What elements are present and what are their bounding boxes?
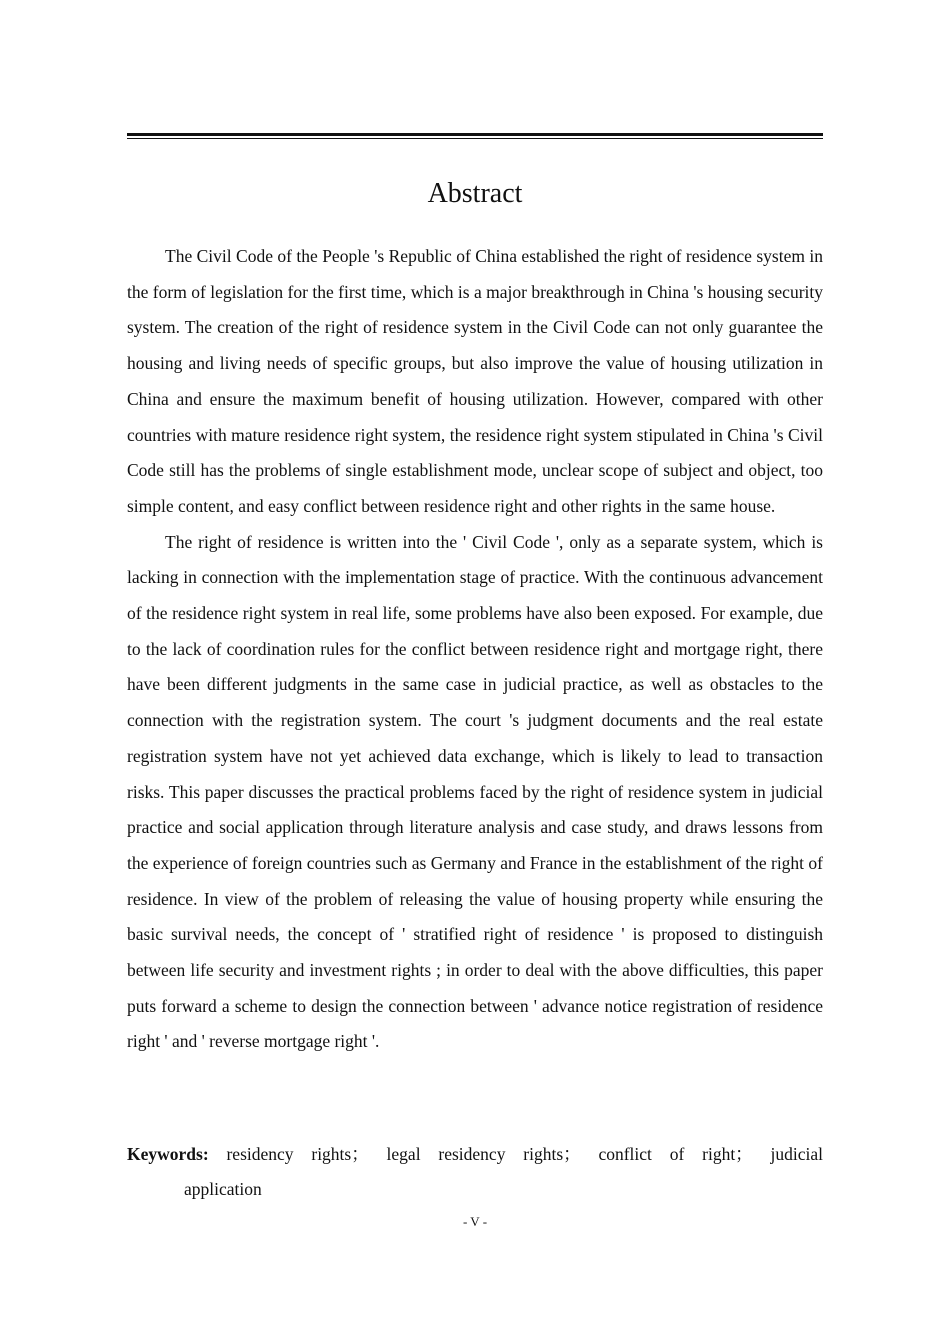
- keywords-line: [127, 1137, 823, 1207]
- abstract-paragraph-2: The right of residence is written into the ' Civil Code ', only as a separate system, which is lacking in connection with the implementation stage of practice. With the continuous advancement of the residence right system in real life, some problems have also been exposed. For example, due to the lack of coordination rules for the conflict between residence right and mortgage right, there have been different judgments in the same case in judicial practice, as well as obstacles to the connection with the registration system. The court 's judgment documents and the real estate registration system have not yet achieved data exchange, which is likely to lead to transaction risks. This paper discusses the practical problems faced by the right of residence system in judicial practice and social application through literature analysis and case study, and draws lessons from the experience of foreign countries such as Germany and France in the establishment of the right of residence. In view of the problem of releasing the value of housing property while ensuring the basic survival needs, the concept of ' stratified right of residence ' is proposed to distinguish between life security and investment rights ; in order to deal with the above difficulties, this paper puts forward a scheme to design the connection between ' advance notice registration of residence right ' and ' reverse mortgage right '.: [127, 531, 823, 1052]
- abstract-paragraph-1: The Civil Code of the People 's Republic of China established the right of residence system in the form of legislation for the first time, which is a major breakthrough in China 's housing security system. The creation of the right of residence system in the Civil Code can not only guarantee the housing and living needs of specific groups, but also improve the value of housing utilization in China and ensure the maximum benefit of housing utilization. However, compared with other countries with mature residence right system, the residence right system stipulated in China 's Civil Code still has the problems of single establishment mode, unclear scope of subject and object, too simple content, and easy conflict between residence right and other rights in the same house.: [127, 246, 823, 516]
- abstract-title: Abstract: [427, 178, 523, 209]
- abstract-body: [127, 239, 823, 1060]
- keywords-label: Keywords:: [127, 1144, 209, 1164]
- keywords-text: residency rights； legal residency rights； conflict of right； judicial application: [184, 1144, 823, 1199]
- header-double-rule: [127, 133, 823, 139]
- page-number: - V -: [462, 1214, 488, 1229]
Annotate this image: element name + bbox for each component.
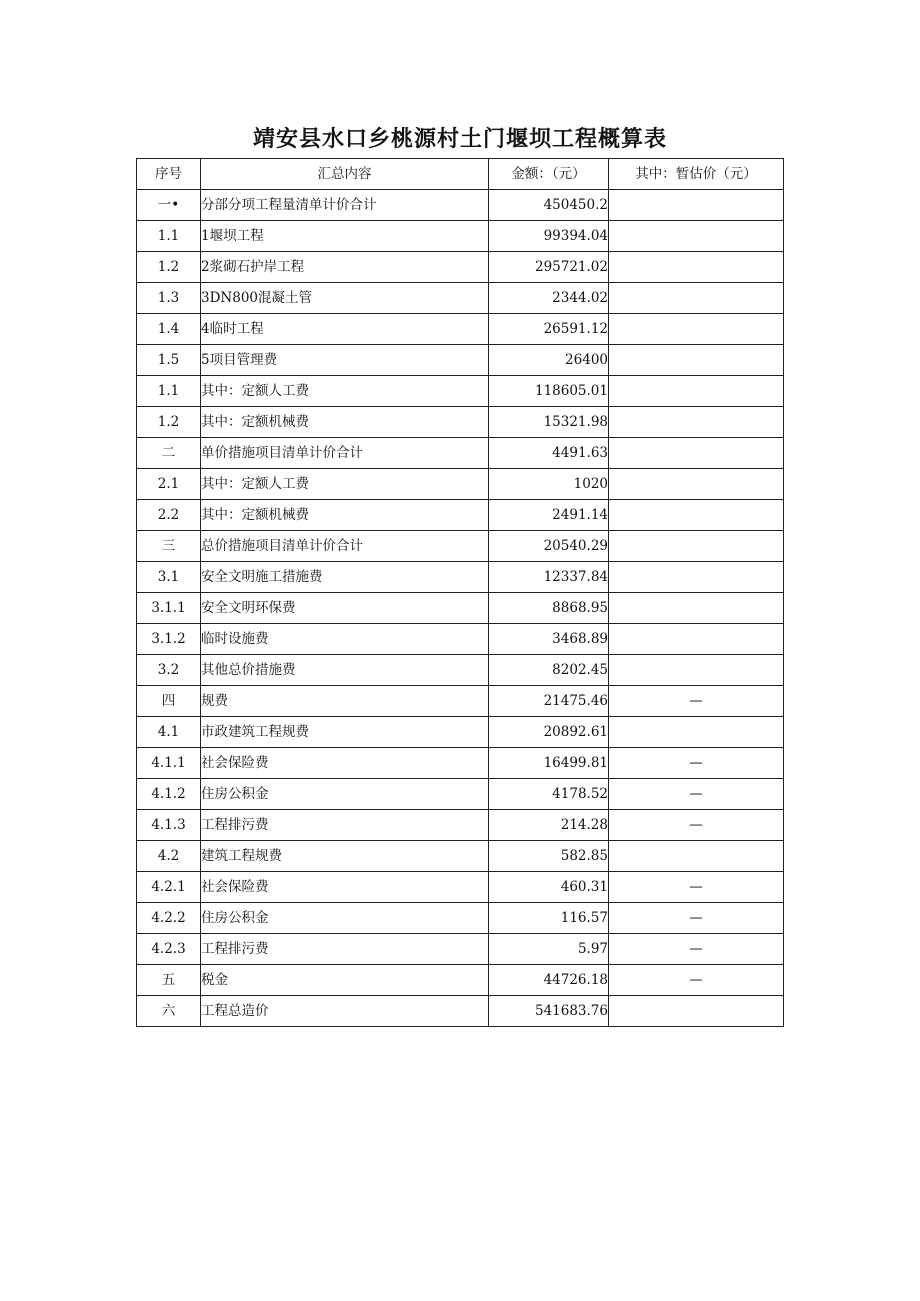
- row-amount: 3468.89: [489, 624, 609, 655]
- row-estimate: —: [609, 686, 784, 717]
- row-amount: 21475.46: [489, 686, 609, 717]
- row-content: 工程总造价: [201, 996, 489, 1027]
- table-row: [137, 934, 784, 965]
- row-content: 其中：定额人工费: [201, 469, 489, 500]
- row-estimate: [609, 221, 784, 252]
- table-row: [137, 469, 784, 500]
- row-content: 社会保险费: [201, 872, 489, 903]
- row-amount: 4178.52: [489, 779, 609, 810]
- row-index: 4.1.2: [137, 779, 201, 810]
- row-estimate: [609, 593, 784, 624]
- row-amount: 214.28: [489, 810, 609, 841]
- row-estimate: [609, 655, 784, 686]
- row-content: 建筑工程规费: [201, 841, 489, 872]
- table-row: [137, 841, 784, 872]
- row-estimate: [609, 469, 784, 500]
- row-content: 分部分项工程量清单计价合计: [201, 190, 489, 221]
- row-index: 1.3: [137, 283, 201, 314]
- row-amount: 541683.76: [489, 996, 609, 1027]
- row-content: 单价措施项目清单计价合计: [201, 438, 489, 469]
- row-content: 其中：定额机械费: [201, 407, 489, 438]
- row-index: 1.2: [137, 407, 201, 438]
- table-header-row: [137, 159, 784, 190]
- row-estimate: [609, 190, 784, 221]
- row-estimate: [609, 841, 784, 872]
- row-index: 4.2.3: [137, 934, 201, 965]
- row-estimate: [609, 283, 784, 314]
- row-amount: 2491.14: [489, 500, 609, 531]
- row-index: 2.2: [137, 500, 201, 531]
- row-amount: 20892.61: [489, 717, 609, 748]
- header-estimate: 其中：暂估价（元）: [609, 159, 784, 190]
- row-estimate: —: [609, 810, 784, 841]
- row-estimate: [609, 531, 784, 562]
- table-row: [137, 903, 784, 934]
- table-row: [137, 717, 784, 748]
- table-row: [137, 221, 784, 252]
- row-content: 2浆砌石护岸工程: [201, 252, 489, 283]
- row-amount: 295721.02: [489, 252, 609, 283]
- table-row: [137, 190, 784, 221]
- table-row: [137, 965, 784, 996]
- row-estimate: [609, 314, 784, 345]
- budget-table-body: [137, 159, 784, 1027]
- row-estimate: [609, 624, 784, 655]
- row-index: 3.1.1: [137, 593, 201, 624]
- row-index: 4.2: [137, 841, 201, 872]
- row-content: 安全文明环保费: [201, 593, 489, 624]
- row-amount: 8202.45: [489, 655, 609, 686]
- row-index: 1.1: [137, 376, 201, 407]
- table-row: [137, 810, 784, 841]
- row-content: 安全文明施工措施费: [201, 562, 489, 593]
- row-content: 临时设施费: [201, 624, 489, 655]
- table-row: [137, 376, 784, 407]
- table-row: [137, 500, 784, 531]
- row-index: 3.2: [137, 655, 201, 686]
- row-content: 4临时工程: [201, 314, 489, 345]
- row-index: 六: [137, 996, 201, 1027]
- row-estimate: [609, 407, 784, 438]
- row-amount: 12337.84: [489, 562, 609, 593]
- row-amount: 450450.2: [489, 190, 609, 221]
- row-index: 1.4: [137, 314, 201, 345]
- row-index: 五: [137, 965, 201, 996]
- table-row: [137, 655, 784, 686]
- row-estimate: [609, 376, 784, 407]
- budget-table: [136, 158, 784, 1027]
- row-content: 3DN800混凝土管: [201, 283, 489, 314]
- row-content: 工程排污费: [201, 810, 489, 841]
- row-content: 其他总价措施费: [201, 655, 489, 686]
- table-row: [137, 686, 784, 717]
- row-amount: 15321.98: [489, 407, 609, 438]
- row-index: 4.2.2: [137, 903, 201, 934]
- table-row: [137, 562, 784, 593]
- table-row: [137, 748, 784, 779]
- row-amount: 116.57: [489, 903, 609, 934]
- row-content: 住房公积金: [201, 903, 489, 934]
- row-content: 住房公积金: [201, 779, 489, 810]
- row-estimate: [609, 345, 784, 376]
- row-amount: 44726.18: [489, 965, 609, 996]
- row-amount: 26400: [489, 345, 609, 376]
- header-content: 汇总内容: [201, 159, 489, 190]
- header-index: 序号: [137, 159, 201, 190]
- table-row: [137, 314, 784, 345]
- table-row: [137, 872, 784, 903]
- row-content: 其中：定额机械费: [201, 500, 489, 531]
- table-row: [137, 531, 784, 562]
- row-amount: 8868.95: [489, 593, 609, 624]
- row-amount: 4491.63: [489, 438, 609, 469]
- table-row: [137, 407, 784, 438]
- row-estimate: —: [609, 748, 784, 779]
- row-estimate: [609, 500, 784, 531]
- row-amount: 1020: [489, 469, 609, 500]
- row-estimate: —: [609, 872, 784, 903]
- row-content: 工程排污费: [201, 934, 489, 965]
- table-row: [137, 345, 784, 376]
- row-index: 四: [137, 686, 201, 717]
- row-amount: 20540.29: [489, 531, 609, 562]
- row-estimate: [609, 252, 784, 283]
- row-estimate: —: [609, 779, 784, 810]
- table-row: [137, 593, 784, 624]
- row-index: 1.1: [137, 221, 201, 252]
- table-row: [137, 624, 784, 655]
- row-amount: 5.97: [489, 934, 609, 965]
- row-content: 1堰坝工程: [201, 221, 489, 252]
- row-content: 社会保险费: [201, 748, 489, 779]
- header-amount: 金额：（元）: [489, 159, 609, 190]
- row-index: 1.5: [137, 345, 201, 376]
- row-index: 3.1: [137, 562, 201, 593]
- row-index: 二: [137, 438, 201, 469]
- row-index: 一•: [137, 190, 201, 221]
- row-amount: 460.31: [489, 872, 609, 903]
- row-estimate: —: [609, 903, 784, 934]
- row-estimate: —: [609, 965, 784, 996]
- row-index: 1.2: [137, 252, 201, 283]
- row-amount: 99394.04: [489, 221, 609, 252]
- row-content: 5项目管理费: [201, 345, 489, 376]
- table-row: [137, 779, 784, 810]
- table-row: [137, 252, 784, 283]
- row-estimate: [609, 996, 784, 1027]
- table-row: [137, 283, 784, 314]
- row-content: 税金: [201, 965, 489, 996]
- row-index: 3.1.2: [137, 624, 201, 655]
- row-estimate: [609, 438, 784, 469]
- row-content: 其中：定额人工费: [201, 376, 489, 407]
- row-content: 市政建筑工程规费: [201, 717, 489, 748]
- row-estimate: [609, 717, 784, 748]
- row-index: 三: [137, 531, 201, 562]
- document-title: 靖安县水口乡桃源村土门堰坝工程概算表: [252, 127, 667, 152]
- row-content: 总价措施项目清单计价合计: [201, 531, 489, 562]
- table-row: [137, 996, 784, 1027]
- row-index: 2.1: [137, 469, 201, 500]
- row-index: 4.1.3: [137, 810, 201, 841]
- row-index: 4.1.1: [137, 748, 201, 779]
- row-amount: 118605.01: [489, 376, 609, 407]
- row-content: 规费: [201, 686, 489, 717]
- row-index: 4.1: [137, 717, 201, 748]
- row-index: 4.2.1: [137, 872, 201, 903]
- row-amount: 582.85: [489, 841, 609, 872]
- row-amount: 2344.02: [489, 283, 609, 314]
- table-row: [137, 438, 784, 469]
- row-amount: 26591.12: [489, 314, 609, 345]
- row-estimate: —: [609, 934, 784, 965]
- row-estimate: [609, 562, 784, 593]
- row-amount: 16499.81: [489, 748, 609, 779]
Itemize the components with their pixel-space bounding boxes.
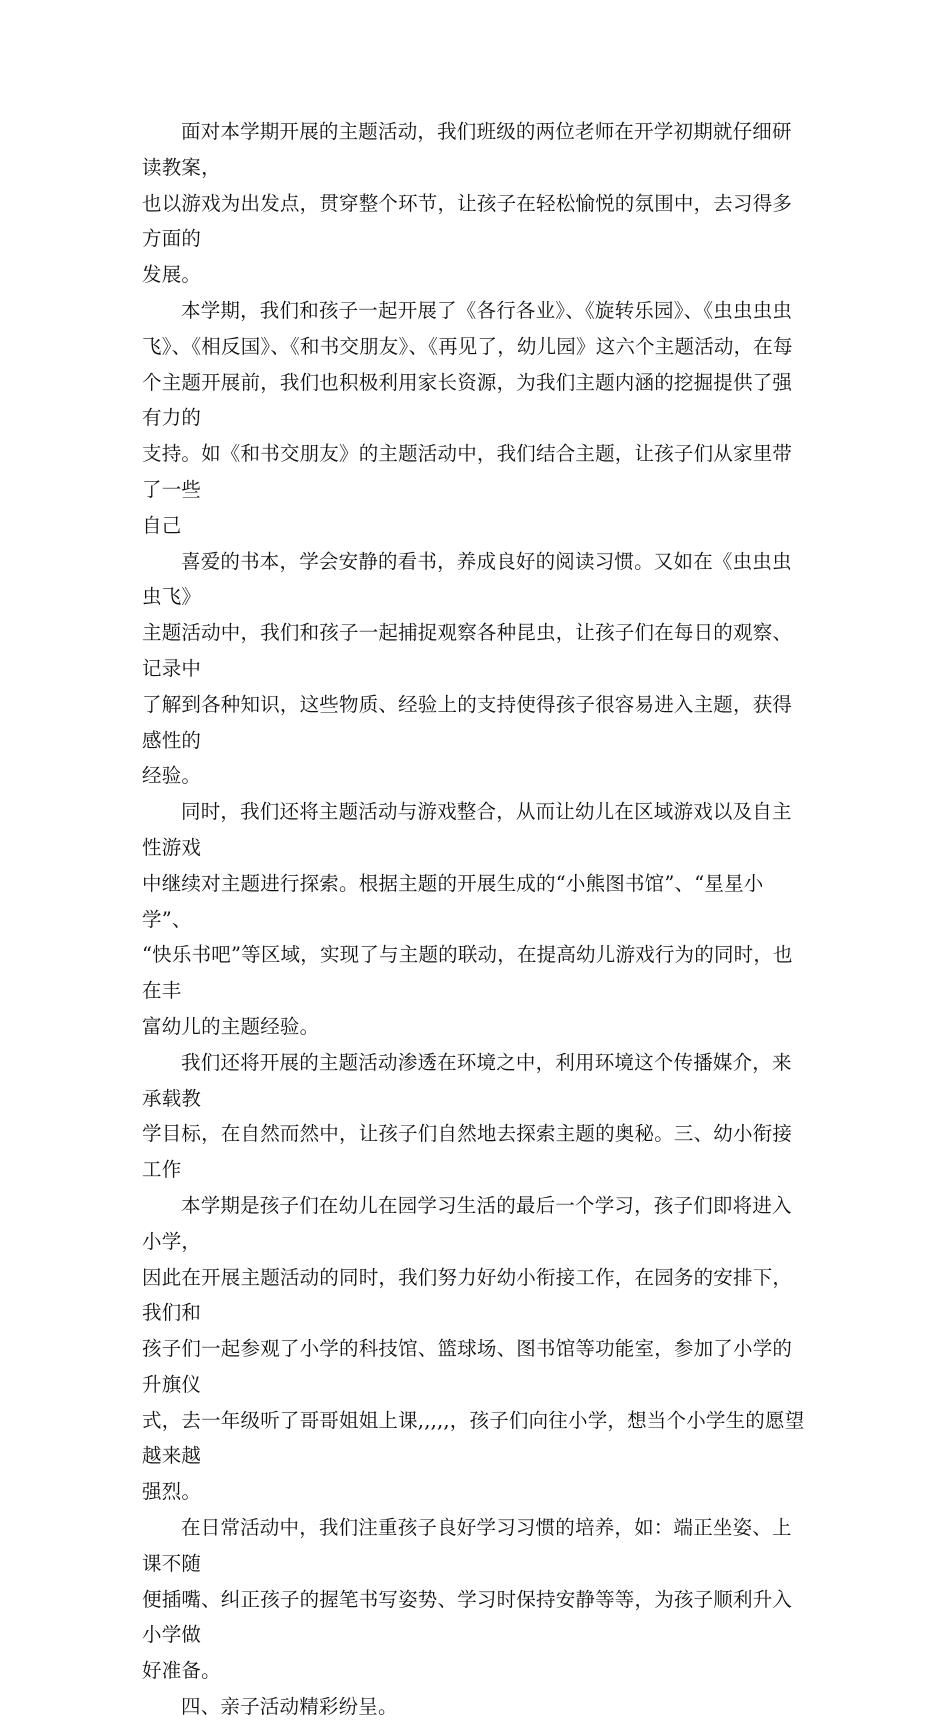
paragraph-8	[142, 1689, 810, 1725]
paragraph-1	[142, 114, 810, 293]
text-line: 富幼儿的主题经验。	[142, 1014, 320, 1038]
text-line: 好准备。	[142, 1659, 221, 1683]
paragraph-5	[142, 1045, 810, 1188]
text-line: 同时，我们还将主题活动与游戏整合，从而让幼儿在区域游戏以及自主性游戏	[142, 800, 792, 859]
text-line: 学目标，在自然而然中，让孩子们自然地去探索主题的奥秘。三、幼小衔接工作	[142, 1122, 793, 1182]
text-line: 本学期，我们和孩子一起开展了《各行各业》、《旋转乐园》、《虫虫虫虫	[181, 298, 793, 322]
text-line: 本学期是孩子们在幼儿在园学习生活的最后一个学习，孩子们即将进入小学，	[142, 1193, 792, 1253]
text-line: 个主题开展前，我们也积极利用家长资源，为我们主题内涵的挖掘提供了强有力的	[142, 370, 793, 430]
paragraph-4	[142, 794, 810, 1045]
document-body	[142, 114, 810, 1725]
text-line: 便插嘴、纠正孩子的握笔书写姿势、学习时保持安静等等，为孩子顺利升入小学做	[142, 1587, 793, 1647]
text-line: 式，去一年级听了哥哥姐姐上课,,,,,，孩子们向往小学，想当个小学生的愿望越来越	[142, 1408, 805, 1468]
text-line: 了解到各种知识，这些物质、经验上的支持使得孩子很容易进入主题，获得感性的	[142, 692, 793, 752]
text-line: 因此在开展主题活动的同时，我们努力好幼小衔接工作，在园务的安排下，我们和	[142, 1265, 793, 1325]
text-line: 自己	[142, 513, 182, 537]
text-line: 支持。如《和书交朋友》的主题活动中，我们结合主题，让孩子们从家里带了一些	[142, 442, 793, 501]
text-line: 喜爱的书本，学会安静的看书，养成良好的阅读习惯。又如在《虫虫虫虫飞》	[142, 549, 792, 609]
text-line: 面对本学期开展的主题活动，我们班级的两位老师在开学初期就仔细研读教案，	[142, 120, 792, 179]
text-line: 主题活动中，我们和孩子一起捕捉观察各种昆虫，让孩子们在每日的观察、记录中	[142, 621, 793, 680]
text-line: 中继续对主题进行探索。根据主题的开展生成的“小熊图书馆”、“星星小学”、	[142, 871, 764, 931]
text-line: “快乐书吧”等区域，实现了与主题的联动，在提高幼儿游戏行为的同时，也在丰	[142, 943, 793, 1003]
text-line: 也以游戏为出发点，贯穿整个环节，让孩子在轻松愉悦的氛围中，去习得多方面的	[142, 191, 793, 251]
text-line: 孩子们一起参观了小学的科技馆、篮球场、图书馆等功能室，参加了小学的升旗仪	[142, 1337, 793, 1396]
text-line: 飞》、《相反国》、《和书交朋友》、《再见了，幼儿园》这六个主题活动，在每	[142, 334, 793, 358]
paragraph-6	[142, 1188, 810, 1510]
paragraph-7	[142, 1510, 810, 1689]
paragraph-3	[142, 544, 810, 795]
text-line: 发展。	[142, 263, 202, 287]
text-line: 经验。	[142, 764, 202, 788]
text-line: 强烈。	[142, 1480, 202, 1504]
paragraph-2	[142, 293, 810, 544]
text-line: 我们还将开展的主题活动渗透在环境之中，利用环境这个传播媒介，来承载教	[142, 1050, 792, 1110]
text-line: 四、亲子活动精彩纷呈。	[181, 1695, 398, 1719]
text-line: 在日常活动中，我们注重孩子良好学习习惯的培养，如：端正坐姿、上课不随	[142, 1516, 792, 1575]
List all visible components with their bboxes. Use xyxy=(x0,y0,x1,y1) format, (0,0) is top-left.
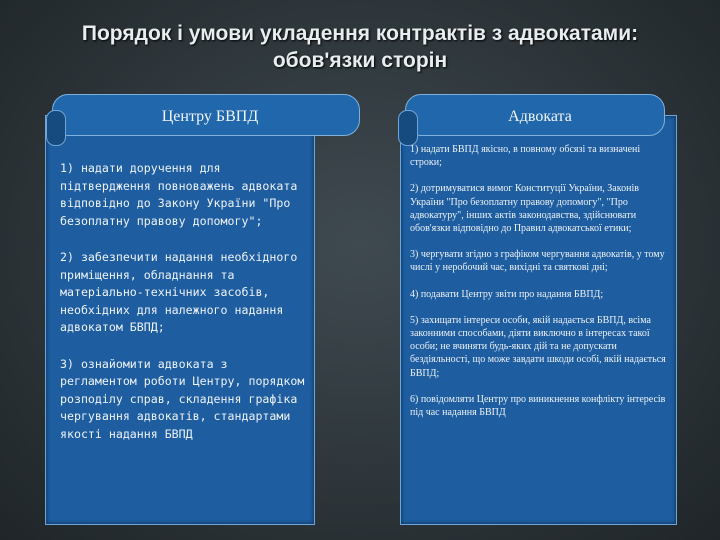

══════════════════════════════

### What you will do
Give the records above as a numbered list, omitting blank lines, starting with the line containing "- row-amount: 3468.89: [489, 624, 609, 655]" and ending with the line containing "- row-content: 安全文明环保费: [201, 593, 489, 624]", both included.

### Problem solution
1. - row-amount: 3468.89: [489, 624, 609, 655]
2. - row-estimate: —: [609, 686, 784, 717]
3. - row-amount: 21475.46: [489, 686, 609, 717]
4. - row-content: 工程总造价: [201, 996, 489, 1027]
5. - table-row: [137, 934, 784, 965]
6. - row-content: 其中：定额人工费: [201, 469, 489, 500]
7. - row-estimate: [609, 221, 784, 252]
8. - table-row: [137, 469, 784, 500]
9. - row-content: 社会保险费: [201, 872, 489, 903]
10. - row-amount: 4178.52: [489, 779, 609, 810]
11. - row-index: 4.1.2: [137, 779, 201, 810]
12. - row-estimate: [609, 593, 784, 624]
13. - row-amount: 214.28: [489, 810, 609, 841]
14. - row-estimate: [609, 655, 784, 686]
15. - row-content: 建筑工程规费: [201, 841, 489, 872]
16. - table-row: [137, 841, 784, 872]
17. - row-estimate: [609, 469, 784, 500]
18. - row-content: 分部分项工程量清单计价合计: [201, 190, 489, 221]
19. - row-index: 1.3: [137, 283, 201, 314]
20. - row-amount: 541683.76: [489, 996, 609, 1027]
21. - row-content: 单价措施项目清单计价合计: [201, 438, 489, 469]
22. - row-content: 其中：定额机械费: [201, 407, 489, 438]
23. - row-index: 1.2: [137, 407, 201, 438]
24. - table-header-row: [137, 159, 784, 190]
25. - row-estimate: [609, 190, 784, 221]
26. - row-estimate: [609, 841, 784, 872]
27. - row-index: 4.2.3: [137, 934, 201, 965]
28. - row-estimate: [609, 283, 784, 314]
29. - row-amount: 2491.14: [489, 500, 609, 531]
30. - row-index: 2.2: [137, 500, 201, 531]
31. - row-amount: 20892.61: [489, 717, 609, 748]
32. - header-estimate: 其中：暂估价（元）: [609, 159, 784, 190]
33. - row-estimate: —: [609, 810, 784, 841]
34. - row-estimate: [609, 531, 784, 562]
35. - table-row: [137, 903, 784, 934]
36. - table-row: [137, 717, 784, 748]
37. - table-row: [137, 221, 784, 252]
38. - row-content: 2浆砌石护岸工程: [201, 252, 489, 283]
39. - row-amount: 295721.02: [489, 252, 609, 283]
40. - table-row: [137, 190, 784, 221]
41. - table-row: [137, 965, 784, 996]
42. - row-estimate: [609, 314, 784, 345]
43. - budget-table-body: [137, 159, 784, 1027]
44. - row-estimate: [609, 624, 784, 655]
45. - row-index: 3.1.1: [137, 593, 201, 624]
46. - row-index: 4.2: [137, 841, 201, 872]
47. - row-content: 安全文明环保费: [201, 593, 489, 624]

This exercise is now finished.